--- Rows ---

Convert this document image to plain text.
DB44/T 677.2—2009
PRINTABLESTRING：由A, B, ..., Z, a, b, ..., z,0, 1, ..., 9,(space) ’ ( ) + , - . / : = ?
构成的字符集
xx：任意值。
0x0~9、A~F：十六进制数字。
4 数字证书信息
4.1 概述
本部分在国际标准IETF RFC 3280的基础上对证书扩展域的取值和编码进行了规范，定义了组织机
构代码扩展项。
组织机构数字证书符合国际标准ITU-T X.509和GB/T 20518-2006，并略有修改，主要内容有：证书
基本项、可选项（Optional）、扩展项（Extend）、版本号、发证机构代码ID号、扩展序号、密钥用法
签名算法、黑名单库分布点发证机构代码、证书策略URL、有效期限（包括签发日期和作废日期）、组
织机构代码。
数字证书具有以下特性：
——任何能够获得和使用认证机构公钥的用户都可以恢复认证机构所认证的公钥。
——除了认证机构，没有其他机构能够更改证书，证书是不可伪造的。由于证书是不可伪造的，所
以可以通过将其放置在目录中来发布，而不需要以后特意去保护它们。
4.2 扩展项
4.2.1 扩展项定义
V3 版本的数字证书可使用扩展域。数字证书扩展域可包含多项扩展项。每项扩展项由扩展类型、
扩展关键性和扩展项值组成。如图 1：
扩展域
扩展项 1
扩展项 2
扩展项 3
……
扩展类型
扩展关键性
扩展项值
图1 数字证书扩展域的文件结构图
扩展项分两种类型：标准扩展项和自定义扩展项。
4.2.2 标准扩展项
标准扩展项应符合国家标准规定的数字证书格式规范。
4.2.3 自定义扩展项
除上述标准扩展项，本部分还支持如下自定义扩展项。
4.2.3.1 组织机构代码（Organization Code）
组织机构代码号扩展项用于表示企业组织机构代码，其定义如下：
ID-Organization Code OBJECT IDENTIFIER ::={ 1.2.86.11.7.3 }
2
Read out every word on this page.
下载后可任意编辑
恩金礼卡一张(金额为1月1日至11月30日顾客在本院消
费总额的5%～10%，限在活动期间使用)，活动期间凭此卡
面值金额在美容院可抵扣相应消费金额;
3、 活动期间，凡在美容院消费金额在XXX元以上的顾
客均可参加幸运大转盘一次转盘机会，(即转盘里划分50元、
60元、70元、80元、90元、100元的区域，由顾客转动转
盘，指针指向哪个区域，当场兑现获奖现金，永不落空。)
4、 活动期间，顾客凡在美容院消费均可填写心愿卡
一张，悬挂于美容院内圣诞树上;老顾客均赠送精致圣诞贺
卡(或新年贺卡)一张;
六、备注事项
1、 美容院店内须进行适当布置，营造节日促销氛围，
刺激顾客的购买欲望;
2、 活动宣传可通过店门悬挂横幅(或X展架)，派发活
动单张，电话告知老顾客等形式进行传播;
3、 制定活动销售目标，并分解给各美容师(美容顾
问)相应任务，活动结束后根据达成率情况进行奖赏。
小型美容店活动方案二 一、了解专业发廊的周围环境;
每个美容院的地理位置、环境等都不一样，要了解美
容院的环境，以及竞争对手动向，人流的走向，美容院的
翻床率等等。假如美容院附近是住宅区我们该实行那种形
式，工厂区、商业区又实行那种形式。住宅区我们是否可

---

Task description: Take every line from the one containing "Read out every word on this page." to the end of the listing and output it exactly, with nothing else.

Task answer:
Read out every word on this page.
下载后可任意编辑
恩金礼卡一张(金额为1月1日至11月30日顾客在本院消
费总额的5%～10%，限在活动期间使用)，活动期间凭此卡
面值金额在美容院可抵扣相应消费金额;
3、 活动期间，凡在美容院消费金额在XXX元以上的顾
客均可参加幸运大转盘一次转盘机会，(即转盘里划分50元、
60元、70元、80元、90元、100元的区域，由顾客转动转
盘，指针指向哪个区域，当场兑现获奖现金，永不落空。)
4、 活动期间，顾客凡在美容院消费均可填写心愿卡
一张，悬挂于美容院内圣诞树上;老顾客均赠送精致圣诞贺
卡(或新年贺卡)一张;
六、备注事项
1、 美容院店内须进行适当布置，营造节日促销氛围，
刺激顾客的购买欲望;
2、 活动宣传可通过店门悬挂横幅(或X展架)，派发活
动单张，电话告知老顾客等形式进行传播;
3、 制定活动销售目标，并分解给各美容师(美容顾
问)相应任务，活动结束后根据达成率情况进行奖赏。
小型美容店活动方案二 一、了解专业发廊的周围环境;
每个美容院的地理位置、环境等都不一样，要了解美
容院的环境，以及竞争对手动向，人流的走向，美容院的
翻床率等等。假如美容院附近是住宅区我们该实行那种形
式，工厂区、商业区又实行那种形式。住宅区我们是否可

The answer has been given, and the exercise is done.